_Work to do_
Pictures aside, quote the whole listing exactly.

▬▬▬

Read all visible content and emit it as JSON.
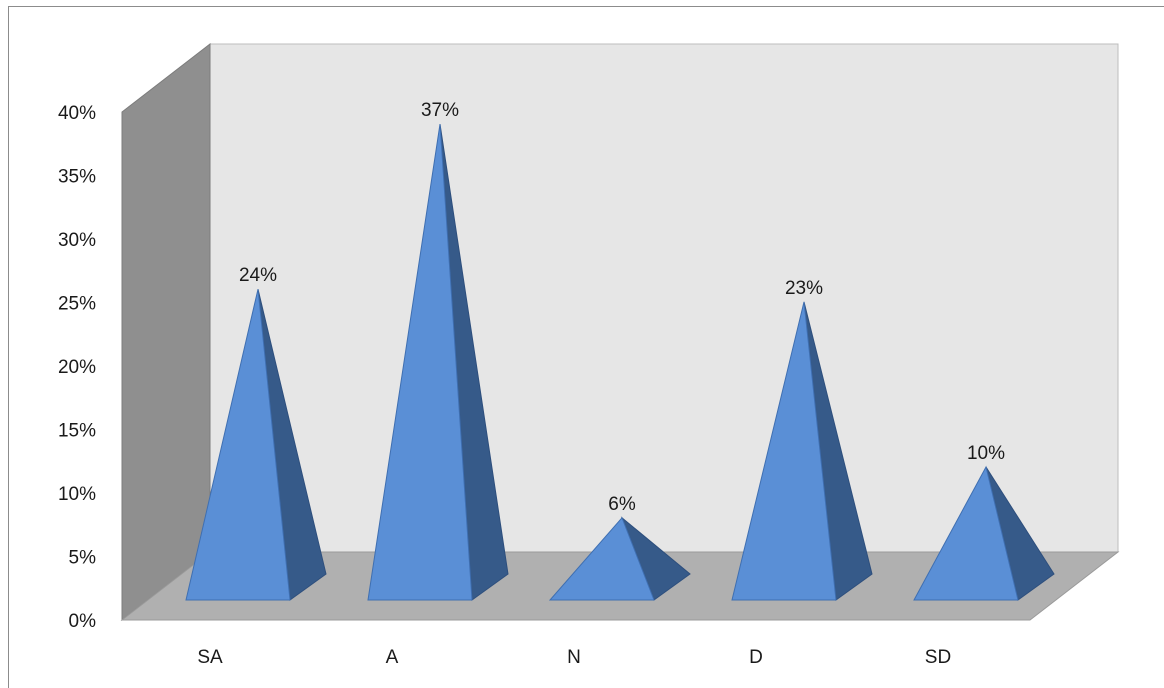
{
  "chart_data": {
    "type": "bar",
    "style": "3d-pyramid",
    "categories": [
      "SA",
      "A",
      "N",
      "D",
      "SD"
    ],
    "values": [
      24,
      37,
      6,
      23,
      10
    ],
    "data_labels": [
      "24%",
      "37%",
      "6%",
      "23%",
      "10%"
    ],
    "yticks": [
      "0%",
      "5%",
      "10%",
      "15%",
      "20%",
      "25%",
      "30%",
      "35%",
      "40%"
    ],
    "ylim": [
      0,
      40
    ],
    "grid": false,
    "legend": "none",
    "colors": {
      "pyramid_front": "#5a8fd6",
      "pyramid_side": "#365a89",
      "back_wall": "#e6e6e6",
      "side_wall": "#8f8f8f",
      "floor": "#b0b0b0"
    }
  }
}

▬▬▬

_Answer_
Read all visible content and emit it as JSON.
{
  "chart_data": {
    "type": "bar",
    "style": "3d-pyramid",
    "categories": [
      "SA",
      "A",
      "N",
      "D",
      "SD"
    ],
    "values": [
      24,
      37,
      6,
      23,
      10
    ],
    "data_labels": [
      "24%",
      "37%",
      "6%",
      "23%",
      "10%"
    ],
    "yticks": [
      "0%",
      "5%",
      "10%",
      "15%",
      "20%",
      "25%",
      "30%",
      "35%",
      "40%"
    ],
    "ylim": [
      0,
      40
    ],
    "grid": false,
    "legend": "none",
    "colors": {
      "pyramid_front": "#5a8fd6",
      "pyramid_side": "#365a89",
      "back_wall": "#e6e6e6",
      "side_wall": "#8f8f8f",
      "floor": "#b0b0b0"
    }
  }
}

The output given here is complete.